## The exercise
Wherever the string "name" appears in the listing, copy that line.

(Source records)
▽

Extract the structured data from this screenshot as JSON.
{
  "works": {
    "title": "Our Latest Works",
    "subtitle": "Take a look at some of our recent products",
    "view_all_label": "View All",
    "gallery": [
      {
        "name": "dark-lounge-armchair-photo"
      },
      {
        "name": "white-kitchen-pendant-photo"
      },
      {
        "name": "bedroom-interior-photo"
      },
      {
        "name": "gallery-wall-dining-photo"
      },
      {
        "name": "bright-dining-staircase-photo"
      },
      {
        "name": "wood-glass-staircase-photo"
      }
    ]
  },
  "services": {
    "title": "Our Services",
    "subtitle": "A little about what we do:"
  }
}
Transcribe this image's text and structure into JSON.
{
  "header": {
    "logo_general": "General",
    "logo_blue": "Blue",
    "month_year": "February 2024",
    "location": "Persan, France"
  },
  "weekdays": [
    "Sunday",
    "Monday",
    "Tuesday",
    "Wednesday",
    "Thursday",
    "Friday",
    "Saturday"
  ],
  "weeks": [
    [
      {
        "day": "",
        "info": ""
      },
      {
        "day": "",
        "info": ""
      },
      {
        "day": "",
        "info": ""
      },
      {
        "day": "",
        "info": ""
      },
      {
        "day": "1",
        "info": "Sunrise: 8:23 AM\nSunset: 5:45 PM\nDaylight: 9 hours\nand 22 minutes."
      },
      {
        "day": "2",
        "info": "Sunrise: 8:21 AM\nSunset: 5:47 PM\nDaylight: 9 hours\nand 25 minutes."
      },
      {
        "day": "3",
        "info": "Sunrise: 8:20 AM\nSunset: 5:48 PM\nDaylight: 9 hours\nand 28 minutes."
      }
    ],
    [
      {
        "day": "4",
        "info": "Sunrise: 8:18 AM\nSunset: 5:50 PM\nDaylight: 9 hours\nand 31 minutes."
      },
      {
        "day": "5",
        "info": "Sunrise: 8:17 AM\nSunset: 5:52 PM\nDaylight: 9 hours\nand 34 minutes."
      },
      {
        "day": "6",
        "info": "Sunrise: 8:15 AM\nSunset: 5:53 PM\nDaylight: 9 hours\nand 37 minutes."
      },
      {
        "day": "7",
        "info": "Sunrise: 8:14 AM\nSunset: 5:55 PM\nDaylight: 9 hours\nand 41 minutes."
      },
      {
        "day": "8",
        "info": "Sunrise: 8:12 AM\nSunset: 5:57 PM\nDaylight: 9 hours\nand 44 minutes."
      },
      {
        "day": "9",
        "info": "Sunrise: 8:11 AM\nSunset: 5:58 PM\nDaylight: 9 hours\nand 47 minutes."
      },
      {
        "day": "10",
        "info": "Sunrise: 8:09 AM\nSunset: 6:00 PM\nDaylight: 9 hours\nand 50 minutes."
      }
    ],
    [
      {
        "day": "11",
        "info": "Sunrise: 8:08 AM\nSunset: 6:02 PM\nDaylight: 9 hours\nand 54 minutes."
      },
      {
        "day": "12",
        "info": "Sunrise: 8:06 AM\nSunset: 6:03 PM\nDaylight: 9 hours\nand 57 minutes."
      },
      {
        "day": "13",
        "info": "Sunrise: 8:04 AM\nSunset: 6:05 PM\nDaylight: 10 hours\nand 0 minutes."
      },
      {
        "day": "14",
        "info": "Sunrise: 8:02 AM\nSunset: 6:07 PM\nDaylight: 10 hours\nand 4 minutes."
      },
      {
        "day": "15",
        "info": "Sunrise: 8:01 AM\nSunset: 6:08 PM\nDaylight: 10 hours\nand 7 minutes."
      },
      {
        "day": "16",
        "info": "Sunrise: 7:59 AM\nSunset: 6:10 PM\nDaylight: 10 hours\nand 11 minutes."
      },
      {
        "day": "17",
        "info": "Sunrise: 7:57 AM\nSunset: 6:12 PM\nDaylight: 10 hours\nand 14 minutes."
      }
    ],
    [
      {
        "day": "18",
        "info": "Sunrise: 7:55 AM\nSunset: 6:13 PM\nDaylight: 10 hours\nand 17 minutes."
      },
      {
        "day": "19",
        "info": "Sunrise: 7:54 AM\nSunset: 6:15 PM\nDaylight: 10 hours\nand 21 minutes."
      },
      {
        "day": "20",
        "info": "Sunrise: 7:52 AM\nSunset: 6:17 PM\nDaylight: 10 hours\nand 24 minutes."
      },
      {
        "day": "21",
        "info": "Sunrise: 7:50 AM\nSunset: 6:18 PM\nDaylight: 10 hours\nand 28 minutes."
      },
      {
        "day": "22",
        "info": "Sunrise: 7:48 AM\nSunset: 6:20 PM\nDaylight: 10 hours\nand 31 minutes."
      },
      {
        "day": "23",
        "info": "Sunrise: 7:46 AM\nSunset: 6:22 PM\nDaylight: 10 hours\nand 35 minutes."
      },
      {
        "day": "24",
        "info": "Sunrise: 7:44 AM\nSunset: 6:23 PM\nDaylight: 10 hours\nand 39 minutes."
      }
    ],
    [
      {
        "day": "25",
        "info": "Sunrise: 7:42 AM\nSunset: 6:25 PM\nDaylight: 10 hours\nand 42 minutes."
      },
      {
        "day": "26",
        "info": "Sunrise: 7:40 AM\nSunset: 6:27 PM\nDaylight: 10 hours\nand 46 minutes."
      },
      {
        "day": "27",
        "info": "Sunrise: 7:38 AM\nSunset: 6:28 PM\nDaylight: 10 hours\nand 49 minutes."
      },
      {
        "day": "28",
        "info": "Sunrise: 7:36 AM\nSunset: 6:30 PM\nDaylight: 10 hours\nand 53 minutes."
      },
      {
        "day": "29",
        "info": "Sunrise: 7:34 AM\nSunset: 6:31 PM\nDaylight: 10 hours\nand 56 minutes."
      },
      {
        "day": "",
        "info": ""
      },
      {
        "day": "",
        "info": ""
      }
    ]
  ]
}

△

## Answer to the task
        "name": "dark-lounge-armchair-photo"
        "name": "white-kitchen-pendant-photo"
        "name": "bedroom-interior-photo"
        "name": "gallery-wall-dining-photo"
        "name": "bright-dining-staircase-photo"
        "name": "wood-glass-staircase-photo"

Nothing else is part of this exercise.